Can you transcribe every record below exactly as it appears?
START DATA FOR THIS EXERCISE
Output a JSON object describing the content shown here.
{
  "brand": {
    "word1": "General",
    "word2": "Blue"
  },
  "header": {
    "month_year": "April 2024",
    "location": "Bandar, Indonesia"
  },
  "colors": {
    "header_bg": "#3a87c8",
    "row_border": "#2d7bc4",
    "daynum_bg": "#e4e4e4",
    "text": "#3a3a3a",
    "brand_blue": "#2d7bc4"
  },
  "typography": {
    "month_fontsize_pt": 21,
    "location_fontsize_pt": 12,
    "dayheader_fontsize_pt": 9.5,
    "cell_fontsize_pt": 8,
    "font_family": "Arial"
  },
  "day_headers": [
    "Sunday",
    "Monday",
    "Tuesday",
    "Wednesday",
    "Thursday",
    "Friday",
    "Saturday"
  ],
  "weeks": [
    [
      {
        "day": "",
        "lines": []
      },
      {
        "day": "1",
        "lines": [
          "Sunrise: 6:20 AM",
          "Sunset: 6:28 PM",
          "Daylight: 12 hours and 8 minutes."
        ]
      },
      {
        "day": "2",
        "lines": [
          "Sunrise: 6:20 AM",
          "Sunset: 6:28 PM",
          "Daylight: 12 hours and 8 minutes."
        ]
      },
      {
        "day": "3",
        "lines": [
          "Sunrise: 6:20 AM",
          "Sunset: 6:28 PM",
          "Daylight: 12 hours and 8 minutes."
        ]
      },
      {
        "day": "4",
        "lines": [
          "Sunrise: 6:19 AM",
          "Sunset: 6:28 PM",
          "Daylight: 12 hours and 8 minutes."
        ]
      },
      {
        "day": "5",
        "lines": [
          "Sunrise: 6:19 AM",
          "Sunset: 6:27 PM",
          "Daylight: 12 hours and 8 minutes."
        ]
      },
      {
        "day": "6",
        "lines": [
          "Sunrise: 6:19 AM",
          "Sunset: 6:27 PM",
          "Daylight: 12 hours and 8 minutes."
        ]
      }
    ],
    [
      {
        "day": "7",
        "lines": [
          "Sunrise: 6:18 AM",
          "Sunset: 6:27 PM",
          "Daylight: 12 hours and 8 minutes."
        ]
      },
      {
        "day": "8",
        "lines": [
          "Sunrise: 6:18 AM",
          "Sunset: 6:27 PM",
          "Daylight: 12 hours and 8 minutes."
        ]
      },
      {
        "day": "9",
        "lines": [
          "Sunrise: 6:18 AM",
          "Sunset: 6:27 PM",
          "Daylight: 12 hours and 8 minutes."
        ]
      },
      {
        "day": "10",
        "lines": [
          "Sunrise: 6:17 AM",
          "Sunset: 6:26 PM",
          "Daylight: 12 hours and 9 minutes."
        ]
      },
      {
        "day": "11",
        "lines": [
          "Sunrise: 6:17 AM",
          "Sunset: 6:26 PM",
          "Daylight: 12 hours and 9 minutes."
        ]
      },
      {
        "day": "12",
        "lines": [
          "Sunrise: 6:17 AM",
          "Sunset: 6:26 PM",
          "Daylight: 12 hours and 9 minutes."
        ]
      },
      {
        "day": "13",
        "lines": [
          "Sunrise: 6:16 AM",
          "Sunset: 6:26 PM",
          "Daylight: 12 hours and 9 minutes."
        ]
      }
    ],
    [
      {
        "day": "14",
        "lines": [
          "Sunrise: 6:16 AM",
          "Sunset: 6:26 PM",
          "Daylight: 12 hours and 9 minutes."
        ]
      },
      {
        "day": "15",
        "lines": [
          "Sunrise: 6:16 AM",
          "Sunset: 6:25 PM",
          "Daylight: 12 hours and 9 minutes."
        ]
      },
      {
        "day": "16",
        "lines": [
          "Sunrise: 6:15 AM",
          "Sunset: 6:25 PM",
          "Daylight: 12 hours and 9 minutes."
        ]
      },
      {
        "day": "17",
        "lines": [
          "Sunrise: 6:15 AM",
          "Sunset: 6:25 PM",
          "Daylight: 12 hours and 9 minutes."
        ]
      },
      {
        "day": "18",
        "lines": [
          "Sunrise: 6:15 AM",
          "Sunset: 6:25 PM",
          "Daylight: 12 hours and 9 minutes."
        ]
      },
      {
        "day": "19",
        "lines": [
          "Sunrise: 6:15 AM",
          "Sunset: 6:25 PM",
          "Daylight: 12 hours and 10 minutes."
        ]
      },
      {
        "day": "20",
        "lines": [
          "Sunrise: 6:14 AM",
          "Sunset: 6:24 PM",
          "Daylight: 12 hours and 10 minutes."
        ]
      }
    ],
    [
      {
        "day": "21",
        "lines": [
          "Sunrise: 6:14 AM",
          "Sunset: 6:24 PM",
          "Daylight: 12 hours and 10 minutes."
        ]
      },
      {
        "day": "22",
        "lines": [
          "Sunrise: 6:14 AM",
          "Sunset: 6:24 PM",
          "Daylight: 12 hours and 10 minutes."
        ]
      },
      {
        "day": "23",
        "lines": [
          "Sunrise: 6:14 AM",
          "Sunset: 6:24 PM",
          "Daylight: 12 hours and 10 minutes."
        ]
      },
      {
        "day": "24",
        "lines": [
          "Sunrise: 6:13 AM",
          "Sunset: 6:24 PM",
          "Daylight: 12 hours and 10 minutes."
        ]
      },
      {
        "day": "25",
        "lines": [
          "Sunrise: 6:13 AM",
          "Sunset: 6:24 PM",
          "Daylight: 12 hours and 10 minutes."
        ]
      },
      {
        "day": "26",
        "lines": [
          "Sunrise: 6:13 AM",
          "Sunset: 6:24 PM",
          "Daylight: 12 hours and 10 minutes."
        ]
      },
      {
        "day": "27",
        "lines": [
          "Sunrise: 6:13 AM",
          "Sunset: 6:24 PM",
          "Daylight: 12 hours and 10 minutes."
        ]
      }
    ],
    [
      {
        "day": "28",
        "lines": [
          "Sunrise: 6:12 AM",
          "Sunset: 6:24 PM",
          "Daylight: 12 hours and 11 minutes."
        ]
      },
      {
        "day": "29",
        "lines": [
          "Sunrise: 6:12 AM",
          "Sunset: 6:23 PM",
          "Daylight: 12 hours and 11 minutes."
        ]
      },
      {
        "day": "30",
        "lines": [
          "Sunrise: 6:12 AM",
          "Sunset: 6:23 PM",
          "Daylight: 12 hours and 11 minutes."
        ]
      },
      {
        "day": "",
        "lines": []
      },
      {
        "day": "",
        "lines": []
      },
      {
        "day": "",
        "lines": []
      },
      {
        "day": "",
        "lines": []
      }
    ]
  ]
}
END DATA FOR THIS EXERCISE
▶ [EXERCISE SOLUTION]:
Output a JSON object describing the content shown here.
{
  "brand": {
    "word1": "General",
    "word2": "Blue"
  },
  "header": {
    "month_year": "April 2024",
    "location": "Bandar, Indonesia"
  },
  "colors": {
    "header_bg": "#3a87c8",
    "row_border": "#2d7bc4",
    "daynum_bg": "#e4e4e4",
    "text": "#3a3a3a",
    "brand_blue": "#2d7bc4"
  },
  "typography": {
    "month_fontsize_pt": 21,
    "location_fontsize_pt": 12,
    "dayheader_fontsize_pt": 9.5,
    "cell_fontsize_pt": 8,
    "font_family": "Arial"
  },
  "day_headers": [
    "Sunday",
    "Monday",
    "Tuesday",
    "Wednesday",
    "Thursday",
    "Friday",
    "Saturday"
  ],
  "weeks": [
    [
      {
        "day": "",
        "lines": []
      },
      {
        "day": "1",
        "lines": [
          "Sunrise: 6:20 AM",
          "Sunset: 6:28 PM",
          "Daylight: 12 hours and 8 minutes."
        ]
      },
      {
        "day": "2",
        "lines": [
          "Sunrise: 6:20 AM",
          "Sunset: 6:28 PM",
          "Daylight: 12 hours and 8 minutes."
        ]
      },
      {
        "day": "3",
        "lines": [
          "Sunrise: 6:20 AM",
          "Sunset: 6:28 PM",
          "Daylight: 12 hours and 8 minutes."
        ]
      },
      {
        "day": "4",
        "lines": [
          "Sunrise: 6:19 AM",
          "Sunset: 6:28 PM",
          "Daylight: 12 hours and 8 minutes."
        ]
      },
      {
        "day": "5",
        "lines": [
          "Sunrise: 6:19 AM",
          "Sunset: 6:27 PM",
          "Daylight: 12 hours and 8 minutes."
        ]
      },
      {
        "day": "6",
        "lines": [
          "Sunrise: 6:19 AM",
          "Sunset: 6:27 PM",
          "Daylight: 12 hours and 8 minutes."
        ]
      }
    ],
    [
      {
        "day": "7",
        "lines": [
          "Sunrise: 6:18 AM",
          "Sunset: 6:27 PM",
          "Daylight: 12 hours and 8 minutes."
        ]
      },
      {
        "day": "8",
        "lines": [
          "Sunrise: 6:18 AM",
          "Sunset: 6:27 PM",
          "Daylight: 12 hours and 8 minutes."
        ]
      },
      {
        "day": "9",
        "lines": [
          "Sunrise: 6:18 AM",
          "Sunset: 6:27 PM",
          "Daylight: 12 hours and 8 minutes."
        ]
      },
      {
        "day": "10",
        "lines": [
          "Sunrise: 6:17 AM",
          "Sunset: 6:26 PM",
          "Daylight: 12 hours and 9 minutes."
        ]
      },
      {
        "day": "11",
        "lines": [
          "Sunrise: 6:17 AM",
          "Sunset: 6:26 PM",
          "Daylight: 12 hours and 9 minutes."
        ]
      },
      {
        "day": "12",
        "lines": [
          "Sunrise: 6:17 AM",
          "Sunset: 6:26 PM",
          "Daylight: 12 hours and 9 minutes."
        ]
      },
      {
        "day": "13",
        "lines": [
          "Sunrise: 6:16 AM",
          "Sunset: 6:26 PM",
          "Daylight: 12 hours and 9 minutes."
        ]
      }
    ],
    [
      {
        "day": "14",
        "lines": [
          "Sunrise: 6:16 AM",
          "Sunset: 6:26 PM",
          "Daylight: 12 hours and 9 minutes."
        ]
      },
      {
        "day": "15",
        "lines": [
          "Sunrise: 6:16 AM",
          "Sunset: 6:25 PM",
          "Daylight: 12 hours and 9 minutes."
        ]
      },
      {
        "day": "16",
        "lines": [
          "Sunrise: 6:15 AM",
          "Sunset: 6:25 PM",
          "Daylight: 12 hours and 9 minutes."
        ]
      },
      {
        "day": "17",
        "lines": [
          "Sunrise: 6:15 AM",
          "Sunset: 6:25 PM",
          "Daylight: 12 hours and 9 minutes."
        ]
      },
      {
        "day": "18",
        "lines": [
          "Sunrise: 6:15 AM",
          "Sunset: 6:25 PM",
          "Daylight: 12 hours and 9 minutes."
        ]
      },
      {
        "day": "19",
        "lines": [
          "Sunrise: 6:15 AM",
          "Sunset: 6:25 PM",
          "Daylight: 12 hours and 10 minutes."
        ]
      },
      {
        "day": "20",
        "lines": [
          "Sunrise: 6:14 AM",
          "Sunset: 6:24 PM",
          "Daylight: 12 hours and 10 minutes."
        ]
      }
    ],
    [
      {
        "day": "21",
        "lines": [
          "Sunrise: 6:14 AM",
          "Sunset: 6:24 PM",
          "Daylight: 12 hours and 10 minutes."
        ]
      },
      {
        "day": "22",
        "lines": [
          "Sunrise: 6:14 AM",
          "Sunset: 6:24 PM",
          "Daylight: 12 hours and 10 minutes."
        ]
      },
      {
        "day": "23",
        "lines": [
          "Sunrise: 6:14 AM",
          "Sunset: 6:24 PM",
          "Daylight: 12 hours and 10 minutes."
        ]
      },
      {
        "day": "24",
        "lines": [
          "Sunrise: 6:13 AM",
          "Sunset: 6:24 PM",
          "Daylight: 12 hours and 10 minutes."
        ]
      },
      {
        "day": "25",
        "lines": [
          "Sunrise: 6:13 AM",
          "Sunset: 6:24 PM",
          "Daylight: 12 hours and 10 minutes."
        ]
      },
      {
        "day": "26",
        "lines": [
          "Sunrise: 6:13 AM",
          "Sunset: 6:24 PM",
          "Daylight: 12 hours and 10 minutes."
        ]
      },
      {
        "day": "27",
        "lines": [
          "Sunrise: 6:13 AM",
          "Sunset: 6:24 PM",
          "Daylight: 12 hours and 10 minutes."
        ]
      }
    ],
    [
      {
        "day": "28",
        "lines": [
          "Sunrise: 6:12 AM",
          "Sunset: 6:24 PM",
          "Daylight: 12 hours and 11 minutes."
        ]
      },
      {
        "day": "29",
        "lines": [
          "Sunrise: 6:12 AM",
          "Sunset: 6:23 PM",
          "Daylight: 12 hours and 11 minutes."
        ]
      },
      {
        "day": "30",
        "lines": [
          "Sunrise: 6:12 AM",
          "Sunset: 6:23 PM",
          "Daylight: 12 hours and 11 minutes."
        ]
      },
      {
        "day": "",
        "lines": []
      },
      {
        "day": "",
        "lines": []
      },
      {
        "day": "",
        "lines": []
      },
      {
        "day": "",
        "lines": []
      }
    ]
  ]
}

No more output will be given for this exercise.